Element location data:
———

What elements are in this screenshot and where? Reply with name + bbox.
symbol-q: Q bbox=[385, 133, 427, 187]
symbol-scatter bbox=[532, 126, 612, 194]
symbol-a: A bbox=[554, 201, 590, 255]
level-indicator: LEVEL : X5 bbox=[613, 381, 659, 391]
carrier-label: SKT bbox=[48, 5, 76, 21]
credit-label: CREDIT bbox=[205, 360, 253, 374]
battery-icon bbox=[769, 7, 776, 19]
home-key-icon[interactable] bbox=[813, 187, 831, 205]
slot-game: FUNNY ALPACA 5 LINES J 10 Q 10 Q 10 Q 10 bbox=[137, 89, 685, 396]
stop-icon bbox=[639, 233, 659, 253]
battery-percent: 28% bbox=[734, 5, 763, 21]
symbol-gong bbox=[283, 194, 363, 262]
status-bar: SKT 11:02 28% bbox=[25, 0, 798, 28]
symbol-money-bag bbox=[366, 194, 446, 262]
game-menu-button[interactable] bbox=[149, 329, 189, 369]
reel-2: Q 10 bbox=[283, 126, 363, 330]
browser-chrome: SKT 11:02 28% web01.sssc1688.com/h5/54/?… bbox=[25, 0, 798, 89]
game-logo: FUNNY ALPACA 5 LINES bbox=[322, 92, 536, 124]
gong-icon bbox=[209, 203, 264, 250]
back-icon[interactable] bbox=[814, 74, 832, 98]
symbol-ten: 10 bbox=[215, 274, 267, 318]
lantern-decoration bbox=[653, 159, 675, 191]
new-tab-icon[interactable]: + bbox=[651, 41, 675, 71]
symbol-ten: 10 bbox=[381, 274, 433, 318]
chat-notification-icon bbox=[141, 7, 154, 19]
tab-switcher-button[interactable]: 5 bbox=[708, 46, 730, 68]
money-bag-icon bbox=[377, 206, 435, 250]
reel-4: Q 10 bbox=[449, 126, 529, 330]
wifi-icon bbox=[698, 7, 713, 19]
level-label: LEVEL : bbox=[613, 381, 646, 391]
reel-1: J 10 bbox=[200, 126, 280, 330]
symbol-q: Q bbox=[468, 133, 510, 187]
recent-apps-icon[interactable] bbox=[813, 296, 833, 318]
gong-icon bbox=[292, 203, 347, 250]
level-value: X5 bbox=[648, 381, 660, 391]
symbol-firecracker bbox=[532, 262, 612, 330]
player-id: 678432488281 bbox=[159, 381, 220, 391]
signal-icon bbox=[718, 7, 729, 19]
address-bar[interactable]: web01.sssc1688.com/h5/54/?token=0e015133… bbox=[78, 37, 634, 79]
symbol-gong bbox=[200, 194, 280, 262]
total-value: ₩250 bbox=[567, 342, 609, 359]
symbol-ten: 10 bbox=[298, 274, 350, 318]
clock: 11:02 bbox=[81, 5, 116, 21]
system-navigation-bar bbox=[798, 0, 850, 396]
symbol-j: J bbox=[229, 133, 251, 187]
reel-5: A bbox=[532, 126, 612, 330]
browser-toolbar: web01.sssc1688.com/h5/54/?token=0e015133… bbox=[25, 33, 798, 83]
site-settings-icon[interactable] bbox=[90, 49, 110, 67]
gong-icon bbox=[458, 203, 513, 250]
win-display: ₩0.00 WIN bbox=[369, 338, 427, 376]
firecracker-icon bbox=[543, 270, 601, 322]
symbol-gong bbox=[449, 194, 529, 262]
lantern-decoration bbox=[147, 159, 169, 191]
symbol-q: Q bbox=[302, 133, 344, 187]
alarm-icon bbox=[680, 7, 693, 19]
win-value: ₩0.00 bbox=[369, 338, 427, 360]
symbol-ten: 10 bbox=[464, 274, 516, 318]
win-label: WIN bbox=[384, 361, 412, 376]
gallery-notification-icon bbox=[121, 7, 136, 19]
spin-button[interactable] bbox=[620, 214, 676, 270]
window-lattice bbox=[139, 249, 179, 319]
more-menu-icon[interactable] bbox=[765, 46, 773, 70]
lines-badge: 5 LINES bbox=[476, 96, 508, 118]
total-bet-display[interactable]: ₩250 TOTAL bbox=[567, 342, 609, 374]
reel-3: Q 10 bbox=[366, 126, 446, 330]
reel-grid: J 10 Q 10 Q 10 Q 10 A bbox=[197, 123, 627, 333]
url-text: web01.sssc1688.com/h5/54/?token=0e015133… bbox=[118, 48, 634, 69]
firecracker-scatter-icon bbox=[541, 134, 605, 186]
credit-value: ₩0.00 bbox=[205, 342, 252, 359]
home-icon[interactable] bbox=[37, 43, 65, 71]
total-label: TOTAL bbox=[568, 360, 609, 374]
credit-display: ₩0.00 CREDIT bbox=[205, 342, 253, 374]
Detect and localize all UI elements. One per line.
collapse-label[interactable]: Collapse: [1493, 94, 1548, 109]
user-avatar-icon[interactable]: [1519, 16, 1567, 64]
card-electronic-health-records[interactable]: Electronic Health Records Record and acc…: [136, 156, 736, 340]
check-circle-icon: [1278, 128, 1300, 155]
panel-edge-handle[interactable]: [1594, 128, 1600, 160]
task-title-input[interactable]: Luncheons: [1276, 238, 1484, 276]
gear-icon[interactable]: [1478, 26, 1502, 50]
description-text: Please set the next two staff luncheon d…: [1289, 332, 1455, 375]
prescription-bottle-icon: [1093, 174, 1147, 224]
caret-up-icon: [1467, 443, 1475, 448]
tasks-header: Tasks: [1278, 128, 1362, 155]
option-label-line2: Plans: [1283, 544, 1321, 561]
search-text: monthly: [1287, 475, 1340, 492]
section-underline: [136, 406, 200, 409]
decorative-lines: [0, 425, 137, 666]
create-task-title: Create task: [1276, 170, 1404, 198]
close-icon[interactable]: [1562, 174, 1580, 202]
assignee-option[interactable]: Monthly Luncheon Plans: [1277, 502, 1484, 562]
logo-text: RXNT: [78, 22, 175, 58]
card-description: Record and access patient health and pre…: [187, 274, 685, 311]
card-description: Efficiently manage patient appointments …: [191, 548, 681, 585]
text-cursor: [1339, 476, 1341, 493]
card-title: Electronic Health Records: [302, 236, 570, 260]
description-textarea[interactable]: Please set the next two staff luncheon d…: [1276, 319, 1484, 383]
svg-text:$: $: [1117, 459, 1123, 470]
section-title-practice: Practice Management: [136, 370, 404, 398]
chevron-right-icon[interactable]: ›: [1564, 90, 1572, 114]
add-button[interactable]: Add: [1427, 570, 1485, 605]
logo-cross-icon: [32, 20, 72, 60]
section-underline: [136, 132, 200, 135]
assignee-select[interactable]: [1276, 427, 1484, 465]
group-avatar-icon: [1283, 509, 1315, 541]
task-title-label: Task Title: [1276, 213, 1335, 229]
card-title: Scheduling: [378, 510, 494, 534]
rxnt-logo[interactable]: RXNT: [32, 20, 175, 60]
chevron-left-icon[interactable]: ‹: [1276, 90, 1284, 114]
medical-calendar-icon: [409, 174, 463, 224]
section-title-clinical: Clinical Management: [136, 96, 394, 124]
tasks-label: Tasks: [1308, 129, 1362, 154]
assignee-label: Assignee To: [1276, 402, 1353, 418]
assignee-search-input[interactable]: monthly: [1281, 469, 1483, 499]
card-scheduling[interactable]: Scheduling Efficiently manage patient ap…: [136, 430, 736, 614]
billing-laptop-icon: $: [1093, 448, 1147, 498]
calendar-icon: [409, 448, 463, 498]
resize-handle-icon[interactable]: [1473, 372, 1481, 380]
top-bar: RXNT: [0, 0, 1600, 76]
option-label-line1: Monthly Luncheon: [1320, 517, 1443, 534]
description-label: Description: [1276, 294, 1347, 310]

———

* _REQUIREMENTS_: Reproduce every one of the records above word for word, with nothing changed, added, or left out.

* _FULL SOLUTION_:
What elements are in this screenshot and where? Reply with name + bbox.
symbol-q: Q bbox=[385, 133, 427, 187]
symbol-scatter bbox=[532, 126, 612, 194]
symbol-a: A bbox=[554, 201, 590, 255]
level-indicator: LEVEL : X5 bbox=[613, 381, 659, 391]
carrier-label: SKT bbox=[48, 5, 76, 21]
credit-label: CREDIT bbox=[205, 360, 253, 374]
battery-icon bbox=[769, 7, 776, 19]
home-key-icon[interactable] bbox=[813, 187, 831, 205]
slot-game: FUNNY ALPACA 5 LINES J 10 Q 10 Q 10 Q 10 bbox=[137, 89, 685, 396]
stop-icon bbox=[639, 233, 659, 253]
battery-percent: 28% bbox=[734, 5, 763, 21]
symbol-gong bbox=[283, 194, 363, 262]
status-bar: SKT 11:02 28% bbox=[25, 0, 798, 28]
symbol-money-bag bbox=[366, 194, 446, 262]
game-menu-button[interactable] bbox=[149, 329, 189, 369]
reel-2: Q 10 bbox=[283, 126, 363, 330]
browser-chrome: SKT 11:02 28% web01.sssc1688.com/h5/54/?… bbox=[25, 0, 798, 89]
game-logo: FUNNY ALPACA 5 LINES bbox=[322, 92, 536, 124]
gong-icon bbox=[209, 203, 264, 250]
back-icon[interactable] bbox=[814, 74, 832, 98]
symbol-ten: 10 bbox=[215, 274, 267, 318]
lantern-decoration bbox=[653, 159, 675, 191]
new-tab-icon[interactable]: + bbox=[651, 41, 675, 71]
symbol-ten: 10 bbox=[381, 274, 433, 318]
chat-notification-icon bbox=[141, 7, 154, 19]
tab-switcher-button[interactable]: 5 bbox=[708, 46, 730, 68]
money-bag-icon bbox=[377, 206, 435, 250]
reel-4: Q 10 bbox=[449, 126, 529, 330]
wifi-icon bbox=[698, 7, 713, 19]
level-label: LEVEL : bbox=[613, 381, 646, 391]
reel-1: J 10 bbox=[200, 126, 280, 330]
symbol-q: Q bbox=[468, 133, 510, 187]
recent-apps-icon[interactable] bbox=[813, 296, 833, 318]
gong-icon bbox=[292, 203, 347, 250]
level-value: X5 bbox=[648, 381, 660, 391]
symbol-firecracker bbox=[532, 262, 612, 330]
player-id: 678432488281 bbox=[159, 381, 220, 391]
signal-icon bbox=[718, 7, 729, 19]
address-bar[interactable]: web01.sssc1688.com/h5/54/?token=0e015133… bbox=[78, 37, 634, 79]
symbol-gong bbox=[200, 194, 280, 262]
total-value: ₩250 bbox=[567, 342, 609, 359]
symbol-ten: 10 bbox=[298, 274, 350, 318]
clock: 11:02 bbox=[81, 5, 116, 21]
system-navigation-bar bbox=[798, 0, 850, 396]
symbol-j: J bbox=[229, 133, 251, 187]
reel-5: A bbox=[532, 126, 612, 330]
browser-toolbar: web01.sssc1688.com/h5/54/?token=0e015133… bbox=[25, 33, 798, 83]
site-settings-icon[interactable] bbox=[90, 49, 110, 67]
gong-icon bbox=[458, 203, 513, 250]
win-display: ₩0.00 WIN bbox=[369, 338, 427, 376]
firecracker-icon bbox=[543, 270, 601, 322]
symbol-gong bbox=[449, 194, 529, 262]
lantern-decoration bbox=[147, 159, 169, 191]
symbol-q: Q bbox=[302, 133, 344, 187]
alarm-icon bbox=[680, 7, 693, 19]
win-value: ₩0.00 bbox=[369, 338, 427, 360]
symbol-ten: 10 bbox=[464, 274, 516, 318]
win-label: WIN bbox=[384, 361, 412, 376]
gallery-notification-icon bbox=[121, 7, 136, 19]
spin-button[interactable] bbox=[620, 214, 676, 270]
window-lattice bbox=[139, 249, 179, 319]
more-menu-icon[interactable] bbox=[765, 46, 773, 70]
lines-badge: 5 LINES bbox=[476, 96, 508, 118]
total-bet-display[interactable]: ₩250 TOTAL bbox=[567, 342, 609, 374]
reel-3: Q 10 bbox=[366, 126, 446, 330]
reel-grid: J 10 Q 10 Q 10 Q 10 A bbox=[197, 123, 627, 333]
url-text: web01.sssc1688.com/h5/54/?token=0e015133… bbox=[118, 48, 634, 69]
firecracker-scatter-icon bbox=[541, 134, 605, 186]
credit-value: ₩0.00 bbox=[205, 342, 252, 359]
home-icon[interactable] bbox=[37, 43, 65, 71]
total-label: TOTAL bbox=[568, 360, 609, 374]
credit-display: ₩0.00 CREDIT bbox=[205, 342, 253, 374]
Detect and localize all UI elements. One per line.
collapse-label[interactable]: Collapse: [1493, 94, 1548, 109]
user-avatar-icon[interactable]: [1519, 16, 1567, 64]
card-electronic-health-records[interactable]: Electronic Health Records Record and acc…: [136, 156, 736, 340]
check-circle-icon: [1278, 128, 1300, 155]
panel-edge-handle[interactable]: [1594, 128, 1600, 160]
task-title-input[interactable]: Luncheons: [1276, 238, 1484, 276]
gear-icon[interactable]: [1478, 26, 1502, 50]
description-text: Please set the next two staff luncheon d…: [1289, 332, 1455, 375]
prescription-bottle-icon: [1093, 174, 1147, 224]
caret-up-icon: [1467, 443, 1475, 448]
tasks-header: Tasks: [1278, 128, 1362, 155]
option-label-line2: Plans: [1283, 544, 1321, 561]
search-text: monthly: [1287, 475, 1340, 492]
section-underline: [136, 406, 200, 409]
decorative-lines: [0, 425, 137, 666]
create-task-title: Create task: [1276, 170, 1404, 198]
close-icon[interactable]: [1562, 174, 1580, 202]
assignee-option[interactable]: Monthly Luncheon Plans: [1277, 502, 1484, 562]
logo-text: RXNT: [78, 22, 175, 58]
card-description: Record and access patient health and pre…: [187, 274, 685, 311]
card-description: Efficiently manage patient appointments …: [191, 548, 681, 585]
text-cursor: [1339, 476, 1341, 493]
card-title: Electronic Health Records: [302, 236, 570, 260]
description-textarea[interactable]: Please set the next two staff luncheon d…: [1276, 319, 1484, 383]
svg-text:$: $: [1117, 459, 1123, 470]
section-title-practice: Practice Management: [136, 370, 404, 398]
chevron-right-icon[interactable]: ›: [1564, 90, 1572, 114]
add-button[interactable]: Add: [1427, 570, 1485, 605]
logo-cross-icon: [32, 20, 72, 60]
section-underline: [136, 132, 200, 135]
assignee-select[interactable]: [1276, 427, 1484, 465]
group-avatar-icon: [1283, 509, 1315, 541]
task-title-label: Task Title: [1276, 213, 1335, 229]
card-title: Scheduling: [378, 510, 494, 534]
rxnt-logo[interactable]: RXNT: [32, 20, 175, 60]
chevron-left-icon[interactable]: ‹: [1276, 90, 1284, 114]
medical-calendar-icon: [409, 174, 463, 224]
section-title-clinical: Clinical Management: [136, 96, 394, 124]
tasks-label: Tasks: [1308, 129, 1362, 154]
assignee-label: Assignee To: [1276, 402, 1353, 418]
assignee-search-input[interactable]: monthly: [1281, 469, 1483, 499]
card-scheduling[interactable]: Scheduling Efficiently manage patient ap…: [136, 430, 736, 614]
billing-laptop-icon: $: [1093, 448, 1147, 498]
calendar-icon: [409, 448, 463, 498]
resize-handle-icon[interactable]: [1473, 372, 1481, 380]
top-bar: RXNT: [0, 0, 1600, 76]
option-label-line1: Monthly Luncheon: [1320, 517, 1443, 534]
description-label: Description: [1276, 294, 1347, 310]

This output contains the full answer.